= Objective =
Reproduce the records below in their entirety, character for character.

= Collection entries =

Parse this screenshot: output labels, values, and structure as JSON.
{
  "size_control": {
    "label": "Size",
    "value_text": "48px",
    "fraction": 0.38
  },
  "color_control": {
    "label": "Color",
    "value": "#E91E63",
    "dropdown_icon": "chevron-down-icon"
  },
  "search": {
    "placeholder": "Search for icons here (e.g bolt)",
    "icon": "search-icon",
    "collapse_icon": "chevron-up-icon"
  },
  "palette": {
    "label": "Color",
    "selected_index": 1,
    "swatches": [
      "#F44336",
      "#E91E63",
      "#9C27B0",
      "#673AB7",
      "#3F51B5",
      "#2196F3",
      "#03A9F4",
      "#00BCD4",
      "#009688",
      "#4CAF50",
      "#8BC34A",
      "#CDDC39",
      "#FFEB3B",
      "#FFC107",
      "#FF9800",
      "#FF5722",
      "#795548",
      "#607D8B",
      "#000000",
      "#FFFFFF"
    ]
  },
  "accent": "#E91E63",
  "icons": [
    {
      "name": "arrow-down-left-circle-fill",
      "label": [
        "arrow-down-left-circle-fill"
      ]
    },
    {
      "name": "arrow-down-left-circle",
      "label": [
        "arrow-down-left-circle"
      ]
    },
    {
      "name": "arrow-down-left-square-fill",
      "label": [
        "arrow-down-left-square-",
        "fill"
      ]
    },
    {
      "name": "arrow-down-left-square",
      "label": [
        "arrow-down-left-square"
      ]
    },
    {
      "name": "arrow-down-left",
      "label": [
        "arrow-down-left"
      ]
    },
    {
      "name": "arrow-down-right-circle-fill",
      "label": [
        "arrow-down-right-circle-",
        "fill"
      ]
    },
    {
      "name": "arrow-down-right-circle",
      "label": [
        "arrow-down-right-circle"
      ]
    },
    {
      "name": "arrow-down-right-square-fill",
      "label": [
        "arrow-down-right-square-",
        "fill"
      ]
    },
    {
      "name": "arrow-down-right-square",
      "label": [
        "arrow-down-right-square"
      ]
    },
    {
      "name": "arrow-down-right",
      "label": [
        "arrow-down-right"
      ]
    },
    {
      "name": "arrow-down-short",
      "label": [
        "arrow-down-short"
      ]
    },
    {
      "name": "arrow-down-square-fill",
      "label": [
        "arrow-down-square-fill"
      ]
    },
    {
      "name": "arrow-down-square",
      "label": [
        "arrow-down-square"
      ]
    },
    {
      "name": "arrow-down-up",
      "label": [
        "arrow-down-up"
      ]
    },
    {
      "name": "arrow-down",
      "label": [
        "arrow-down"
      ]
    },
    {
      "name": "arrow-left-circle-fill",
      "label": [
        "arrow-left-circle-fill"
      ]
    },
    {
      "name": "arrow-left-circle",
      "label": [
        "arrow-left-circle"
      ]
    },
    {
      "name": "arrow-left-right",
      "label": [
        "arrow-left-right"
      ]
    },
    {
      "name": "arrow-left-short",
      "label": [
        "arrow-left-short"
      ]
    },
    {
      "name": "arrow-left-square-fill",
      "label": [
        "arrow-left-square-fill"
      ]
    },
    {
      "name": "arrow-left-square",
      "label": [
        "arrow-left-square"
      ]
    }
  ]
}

= Task response =
Parse this screenshot: output labels, values, and structure as JSON.
{
  "size_control": {
    "label": "Size",
    "value_text": "48px",
    "fraction": 0.38
  },
  "color_control": {
    "label": "Color",
    "value": "#E91E63",
    "dropdown_icon": "chevron-down-icon"
  },
  "search": {
    "placeholder": "Search for icons here (e.g bolt)",
    "icon": "search-icon",
    "collapse_icon": "chevron-up-icon"
  },
  "palette": {
    "label": "Color",
    "selected_index": 1,
    "swatches": [
      "#F44336",
      "#E91E63",
      "#9C27B0",
      "#673AB7",
      "#3F51B5",
      "#2196F3",
      "#03A9F4",
      "#00BCD4",
      "#009688",
      "#4CAF50",
      "#8BC34A",
      "#CDDC39",
      "#FFEB3B",
      "#FFC107",
      "#FF9800",
      "#FF5722",
      "#795548",
      "#607D8B",
      "#000000",
      "#FFFFFF"
    ]
  },
  "accent": "#E91E63",
  "icons": [
    {
      "name": "arrow-down-left-circle-fill",
      "label": [
        "arrow-down-left-circle-fill"
      ]
    },
    {
      "name": "arrow-down-left-circle",
      "label": [
        "arrow-down-left-circle"
      ]
    },
    {
      "name": "arrow-down-left-square-fill",
      "label": [
        "arrow-down-left-square-",
        "fill"
      ]
    },
    {
      "name": "arrow-down-left-square",
      "label": [
        "arrow-down-left-square"
      ]
    },
    {
      "name": "arrow-down-left",
      "label": [
        "arrow-down-left"
      ]
    },
    {
      "name": "arrow-down-right-circle-fill",
      "label": [
        "arrow-down-right-circle-",
        "fill"
      ]
    },
    {
      "name": "arrow-down-right-circle",
      "label": [
        "arrow-down-right-circle"
      ]
    },
    {
      "name": "arrow-down-right-square-fill",
      "label": [
        "arrow-down-right-square-",
        "fill"
      ]
    },
    {
      "name": "arrow-down-right-square",
      "label": [
        "arrow-down-right-square"
      ]
    },
    {
      "name": "arrow-down-right",
      "label": [
        "arrow-down-right"
      ]
    },
    {
      "name": "arrow-down-short",
      "label": [
        "arrow-down-short"
      ]
    },
    {
      "name": "arrow-down-square-fill",
      "label": [
        "arrow-down-square-fill"
      ]
    },
    {
      "name": "arrow-down-square",
      "label": [
        "arrow-down-square"
      ]
    },
    {
      "name": "arrow-down-up",
      "label": [
        "arrow-down-up"
      ]
    },
    {
      "name": "arrow-down",
      "label": [
        "arrow-down"
      ]
    },
    {
      "name": "arrow-left-circle-fill",
      "label": [
        "arrow-left-circle-fill"
      ]
    },
    {
      "name": "arrow-left-circle",
      "label": [
        "arrow-left-circle"
      ]
    },
    {
      "name": "arrow-left-right",
      "label": [
        "arrow-left-right"
      ]
    },
    {
      "name": "arrow-left-short",
      "label": [
        "arrow-left-short"
      ]
    },
    {
      "name": "arrow-left-square-fill",
      "label": [
        "arrow-left-square-fill"
      ]
    },
    {
      "name": "arrow-left-square",
      "label": [
        "arrow-left-square"
      ]
    }
  ]
}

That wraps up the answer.